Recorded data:
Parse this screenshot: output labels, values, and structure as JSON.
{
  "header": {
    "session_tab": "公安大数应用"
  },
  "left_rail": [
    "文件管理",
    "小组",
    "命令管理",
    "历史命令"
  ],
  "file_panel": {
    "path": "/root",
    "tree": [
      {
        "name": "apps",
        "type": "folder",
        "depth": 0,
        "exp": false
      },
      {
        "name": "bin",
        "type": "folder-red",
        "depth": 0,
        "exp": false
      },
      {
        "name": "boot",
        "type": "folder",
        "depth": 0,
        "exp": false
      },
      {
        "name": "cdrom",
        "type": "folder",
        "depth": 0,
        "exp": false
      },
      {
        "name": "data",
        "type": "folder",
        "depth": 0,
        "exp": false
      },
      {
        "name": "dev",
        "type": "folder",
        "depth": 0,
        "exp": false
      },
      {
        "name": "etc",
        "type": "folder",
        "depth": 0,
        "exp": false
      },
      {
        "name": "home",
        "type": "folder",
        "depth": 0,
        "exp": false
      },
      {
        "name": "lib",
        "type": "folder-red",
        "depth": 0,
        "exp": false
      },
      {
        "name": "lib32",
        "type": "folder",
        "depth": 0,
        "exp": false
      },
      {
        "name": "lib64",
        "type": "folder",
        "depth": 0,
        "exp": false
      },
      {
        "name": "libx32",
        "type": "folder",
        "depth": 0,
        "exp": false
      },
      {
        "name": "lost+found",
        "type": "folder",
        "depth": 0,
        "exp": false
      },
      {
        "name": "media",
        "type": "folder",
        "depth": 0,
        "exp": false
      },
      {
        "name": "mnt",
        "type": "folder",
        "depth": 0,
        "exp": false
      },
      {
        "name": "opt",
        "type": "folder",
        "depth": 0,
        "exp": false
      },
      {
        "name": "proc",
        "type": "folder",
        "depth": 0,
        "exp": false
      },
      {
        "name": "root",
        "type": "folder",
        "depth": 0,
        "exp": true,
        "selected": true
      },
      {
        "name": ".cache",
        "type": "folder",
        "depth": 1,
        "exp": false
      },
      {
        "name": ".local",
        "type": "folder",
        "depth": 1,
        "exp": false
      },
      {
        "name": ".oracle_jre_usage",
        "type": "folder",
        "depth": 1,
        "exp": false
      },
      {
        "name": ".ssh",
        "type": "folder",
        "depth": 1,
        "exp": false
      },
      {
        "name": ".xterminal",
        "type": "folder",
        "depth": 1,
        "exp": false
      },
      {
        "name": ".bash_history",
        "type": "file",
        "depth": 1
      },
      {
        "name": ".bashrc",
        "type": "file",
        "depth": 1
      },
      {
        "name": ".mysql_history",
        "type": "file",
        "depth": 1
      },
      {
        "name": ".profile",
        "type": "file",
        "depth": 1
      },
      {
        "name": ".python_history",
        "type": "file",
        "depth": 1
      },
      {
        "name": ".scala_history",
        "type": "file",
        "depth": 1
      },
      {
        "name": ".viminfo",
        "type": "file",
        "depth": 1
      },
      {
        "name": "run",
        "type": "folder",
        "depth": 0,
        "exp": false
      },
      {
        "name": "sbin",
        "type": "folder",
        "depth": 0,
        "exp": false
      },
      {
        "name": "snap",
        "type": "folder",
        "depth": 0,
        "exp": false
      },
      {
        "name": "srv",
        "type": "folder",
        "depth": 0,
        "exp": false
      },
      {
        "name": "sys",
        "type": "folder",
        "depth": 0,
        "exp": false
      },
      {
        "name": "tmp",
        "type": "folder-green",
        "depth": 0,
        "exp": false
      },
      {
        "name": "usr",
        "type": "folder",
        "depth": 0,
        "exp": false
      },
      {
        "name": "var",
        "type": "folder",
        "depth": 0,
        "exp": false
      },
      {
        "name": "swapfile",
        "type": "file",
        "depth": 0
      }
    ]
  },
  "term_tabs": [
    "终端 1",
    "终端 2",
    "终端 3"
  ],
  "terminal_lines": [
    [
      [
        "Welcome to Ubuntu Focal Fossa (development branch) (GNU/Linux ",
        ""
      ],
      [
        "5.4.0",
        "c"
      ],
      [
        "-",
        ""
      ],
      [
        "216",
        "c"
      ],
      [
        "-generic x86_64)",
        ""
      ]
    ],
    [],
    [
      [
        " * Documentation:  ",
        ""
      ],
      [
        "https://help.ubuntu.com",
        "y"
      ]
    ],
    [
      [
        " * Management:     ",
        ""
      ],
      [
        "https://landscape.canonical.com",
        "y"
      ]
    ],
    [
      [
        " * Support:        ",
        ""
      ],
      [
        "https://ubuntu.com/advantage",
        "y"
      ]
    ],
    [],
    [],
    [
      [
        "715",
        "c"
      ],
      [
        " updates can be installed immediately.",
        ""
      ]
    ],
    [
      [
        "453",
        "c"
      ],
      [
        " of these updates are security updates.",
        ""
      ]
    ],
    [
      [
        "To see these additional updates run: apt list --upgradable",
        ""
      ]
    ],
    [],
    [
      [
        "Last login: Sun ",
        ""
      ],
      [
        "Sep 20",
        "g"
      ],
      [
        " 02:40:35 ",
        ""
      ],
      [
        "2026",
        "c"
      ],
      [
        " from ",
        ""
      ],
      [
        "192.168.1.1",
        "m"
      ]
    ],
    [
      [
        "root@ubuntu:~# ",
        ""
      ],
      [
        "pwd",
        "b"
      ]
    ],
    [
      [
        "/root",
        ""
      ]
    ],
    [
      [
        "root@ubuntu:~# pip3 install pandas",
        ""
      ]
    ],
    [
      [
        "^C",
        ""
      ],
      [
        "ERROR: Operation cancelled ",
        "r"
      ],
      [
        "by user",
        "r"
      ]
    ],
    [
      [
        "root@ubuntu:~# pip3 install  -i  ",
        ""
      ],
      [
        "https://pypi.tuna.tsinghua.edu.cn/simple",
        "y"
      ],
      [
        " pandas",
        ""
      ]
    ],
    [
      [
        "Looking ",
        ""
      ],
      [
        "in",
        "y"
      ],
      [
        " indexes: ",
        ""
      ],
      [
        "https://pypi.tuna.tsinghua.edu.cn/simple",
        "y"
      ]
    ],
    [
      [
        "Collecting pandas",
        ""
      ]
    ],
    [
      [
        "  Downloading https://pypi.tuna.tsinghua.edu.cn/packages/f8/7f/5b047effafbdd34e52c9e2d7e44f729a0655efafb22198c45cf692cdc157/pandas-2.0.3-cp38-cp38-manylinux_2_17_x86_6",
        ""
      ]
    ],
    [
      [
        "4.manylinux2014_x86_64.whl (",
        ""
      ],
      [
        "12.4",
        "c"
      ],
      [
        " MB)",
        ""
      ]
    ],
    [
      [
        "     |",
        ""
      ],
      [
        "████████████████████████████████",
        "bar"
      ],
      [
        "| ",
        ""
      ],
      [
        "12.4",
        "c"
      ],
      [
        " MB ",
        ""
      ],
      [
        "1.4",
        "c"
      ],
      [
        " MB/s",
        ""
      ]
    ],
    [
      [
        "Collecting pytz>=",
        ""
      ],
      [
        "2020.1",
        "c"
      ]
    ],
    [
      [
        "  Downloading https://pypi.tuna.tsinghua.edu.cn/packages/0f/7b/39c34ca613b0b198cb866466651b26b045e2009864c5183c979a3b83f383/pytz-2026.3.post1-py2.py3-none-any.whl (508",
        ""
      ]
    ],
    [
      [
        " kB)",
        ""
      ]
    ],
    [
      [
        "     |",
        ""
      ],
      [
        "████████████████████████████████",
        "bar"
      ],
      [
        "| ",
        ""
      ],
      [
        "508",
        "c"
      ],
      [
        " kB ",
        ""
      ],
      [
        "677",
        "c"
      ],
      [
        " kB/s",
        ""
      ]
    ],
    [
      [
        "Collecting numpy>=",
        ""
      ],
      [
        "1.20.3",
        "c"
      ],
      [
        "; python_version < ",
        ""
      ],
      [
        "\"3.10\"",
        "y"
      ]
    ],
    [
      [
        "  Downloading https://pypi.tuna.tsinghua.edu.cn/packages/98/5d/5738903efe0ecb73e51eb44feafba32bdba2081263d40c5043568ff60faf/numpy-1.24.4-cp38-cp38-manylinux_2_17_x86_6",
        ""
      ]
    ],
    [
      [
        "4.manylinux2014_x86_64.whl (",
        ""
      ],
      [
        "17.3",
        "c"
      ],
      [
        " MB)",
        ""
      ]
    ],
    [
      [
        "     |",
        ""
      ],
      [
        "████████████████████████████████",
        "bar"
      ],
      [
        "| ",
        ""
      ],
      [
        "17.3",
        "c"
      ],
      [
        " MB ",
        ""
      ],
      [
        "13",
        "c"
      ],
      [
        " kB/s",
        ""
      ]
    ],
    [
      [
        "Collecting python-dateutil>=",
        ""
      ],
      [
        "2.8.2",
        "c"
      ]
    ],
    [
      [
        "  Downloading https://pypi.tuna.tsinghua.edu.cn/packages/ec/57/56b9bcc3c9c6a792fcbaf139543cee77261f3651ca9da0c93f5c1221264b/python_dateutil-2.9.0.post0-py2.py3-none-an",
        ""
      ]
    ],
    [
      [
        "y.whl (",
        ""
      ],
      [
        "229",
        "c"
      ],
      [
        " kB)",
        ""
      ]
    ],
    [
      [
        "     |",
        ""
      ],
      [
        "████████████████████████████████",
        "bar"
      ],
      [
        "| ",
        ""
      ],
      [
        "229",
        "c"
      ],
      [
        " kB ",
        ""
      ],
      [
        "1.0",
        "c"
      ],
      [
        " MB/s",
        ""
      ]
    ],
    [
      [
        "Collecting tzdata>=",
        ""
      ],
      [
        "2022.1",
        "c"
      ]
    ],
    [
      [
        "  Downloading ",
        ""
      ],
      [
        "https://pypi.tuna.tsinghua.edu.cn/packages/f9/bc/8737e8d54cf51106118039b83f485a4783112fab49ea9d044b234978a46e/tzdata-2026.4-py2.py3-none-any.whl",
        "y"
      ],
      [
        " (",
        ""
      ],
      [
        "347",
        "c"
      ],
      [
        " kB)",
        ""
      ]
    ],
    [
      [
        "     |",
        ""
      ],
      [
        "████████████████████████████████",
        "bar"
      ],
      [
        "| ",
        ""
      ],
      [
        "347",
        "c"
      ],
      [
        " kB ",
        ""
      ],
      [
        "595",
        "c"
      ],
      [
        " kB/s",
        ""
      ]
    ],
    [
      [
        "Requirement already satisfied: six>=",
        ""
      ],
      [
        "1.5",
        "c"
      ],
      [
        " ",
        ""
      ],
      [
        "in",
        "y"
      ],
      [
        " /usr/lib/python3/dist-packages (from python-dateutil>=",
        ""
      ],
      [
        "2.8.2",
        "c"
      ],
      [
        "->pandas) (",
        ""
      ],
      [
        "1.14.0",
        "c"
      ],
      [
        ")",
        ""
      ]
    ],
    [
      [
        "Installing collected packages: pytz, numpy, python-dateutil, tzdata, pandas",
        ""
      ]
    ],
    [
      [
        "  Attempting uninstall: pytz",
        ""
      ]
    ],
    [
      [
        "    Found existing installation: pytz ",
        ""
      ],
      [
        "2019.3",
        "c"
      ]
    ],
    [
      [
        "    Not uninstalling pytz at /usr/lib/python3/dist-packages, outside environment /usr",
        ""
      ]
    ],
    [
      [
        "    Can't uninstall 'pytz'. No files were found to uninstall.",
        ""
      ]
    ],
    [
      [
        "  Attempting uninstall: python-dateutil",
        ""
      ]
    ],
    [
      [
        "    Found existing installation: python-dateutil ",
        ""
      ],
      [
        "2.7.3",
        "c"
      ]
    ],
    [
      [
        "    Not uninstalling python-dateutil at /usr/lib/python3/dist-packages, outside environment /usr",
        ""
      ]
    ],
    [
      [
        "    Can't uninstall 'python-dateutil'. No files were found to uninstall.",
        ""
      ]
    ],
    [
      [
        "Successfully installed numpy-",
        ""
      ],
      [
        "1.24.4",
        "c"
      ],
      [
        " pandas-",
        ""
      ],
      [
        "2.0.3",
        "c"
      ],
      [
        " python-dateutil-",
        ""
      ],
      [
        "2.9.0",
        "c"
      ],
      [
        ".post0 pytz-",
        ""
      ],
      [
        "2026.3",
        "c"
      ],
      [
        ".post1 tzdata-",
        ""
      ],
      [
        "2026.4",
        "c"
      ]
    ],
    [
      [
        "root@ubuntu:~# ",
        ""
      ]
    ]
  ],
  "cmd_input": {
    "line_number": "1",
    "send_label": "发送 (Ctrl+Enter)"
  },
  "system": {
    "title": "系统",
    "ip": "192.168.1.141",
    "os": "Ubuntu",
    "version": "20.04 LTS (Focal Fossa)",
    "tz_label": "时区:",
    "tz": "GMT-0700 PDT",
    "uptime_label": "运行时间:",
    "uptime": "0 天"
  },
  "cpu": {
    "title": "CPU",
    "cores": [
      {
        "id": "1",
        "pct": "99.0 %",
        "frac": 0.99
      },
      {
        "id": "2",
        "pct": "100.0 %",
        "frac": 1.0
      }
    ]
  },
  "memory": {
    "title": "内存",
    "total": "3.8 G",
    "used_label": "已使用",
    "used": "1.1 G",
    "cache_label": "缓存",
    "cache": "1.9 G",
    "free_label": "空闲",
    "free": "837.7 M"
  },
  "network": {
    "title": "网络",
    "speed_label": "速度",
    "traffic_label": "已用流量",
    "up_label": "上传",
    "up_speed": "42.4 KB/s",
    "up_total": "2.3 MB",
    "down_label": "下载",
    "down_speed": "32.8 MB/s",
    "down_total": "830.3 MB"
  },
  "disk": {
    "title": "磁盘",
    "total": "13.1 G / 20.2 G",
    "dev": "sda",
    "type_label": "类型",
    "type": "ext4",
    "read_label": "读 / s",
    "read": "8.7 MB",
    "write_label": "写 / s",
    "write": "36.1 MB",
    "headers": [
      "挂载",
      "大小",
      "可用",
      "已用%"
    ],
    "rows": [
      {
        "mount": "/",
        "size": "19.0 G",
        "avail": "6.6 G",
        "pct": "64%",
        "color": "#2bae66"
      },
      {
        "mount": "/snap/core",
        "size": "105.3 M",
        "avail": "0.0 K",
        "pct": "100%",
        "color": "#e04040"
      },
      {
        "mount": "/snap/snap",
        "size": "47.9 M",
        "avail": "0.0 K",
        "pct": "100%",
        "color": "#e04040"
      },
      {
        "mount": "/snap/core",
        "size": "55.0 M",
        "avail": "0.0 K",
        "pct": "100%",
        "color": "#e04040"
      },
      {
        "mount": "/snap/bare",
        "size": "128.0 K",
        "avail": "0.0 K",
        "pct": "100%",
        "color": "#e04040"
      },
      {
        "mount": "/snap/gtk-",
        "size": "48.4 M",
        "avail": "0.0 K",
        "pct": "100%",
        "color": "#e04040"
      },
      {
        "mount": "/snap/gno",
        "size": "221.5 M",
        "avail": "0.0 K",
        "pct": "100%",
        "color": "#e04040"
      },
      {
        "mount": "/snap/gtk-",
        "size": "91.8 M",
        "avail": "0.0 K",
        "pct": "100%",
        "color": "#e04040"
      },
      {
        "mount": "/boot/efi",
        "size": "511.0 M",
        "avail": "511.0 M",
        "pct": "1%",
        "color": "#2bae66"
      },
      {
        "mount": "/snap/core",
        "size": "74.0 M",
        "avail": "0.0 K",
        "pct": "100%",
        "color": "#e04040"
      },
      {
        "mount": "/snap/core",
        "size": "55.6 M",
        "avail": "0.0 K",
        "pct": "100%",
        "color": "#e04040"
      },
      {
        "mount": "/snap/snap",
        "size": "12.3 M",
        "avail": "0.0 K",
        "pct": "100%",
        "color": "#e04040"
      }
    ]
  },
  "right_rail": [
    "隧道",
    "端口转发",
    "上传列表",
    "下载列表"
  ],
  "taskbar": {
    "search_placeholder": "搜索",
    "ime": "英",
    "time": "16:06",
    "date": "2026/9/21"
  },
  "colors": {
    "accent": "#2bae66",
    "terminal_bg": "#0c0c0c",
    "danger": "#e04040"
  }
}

__What to produce__.
Of the lines above, how many include the word "tzdata"? Reply with the number alone.

__Solution__.
4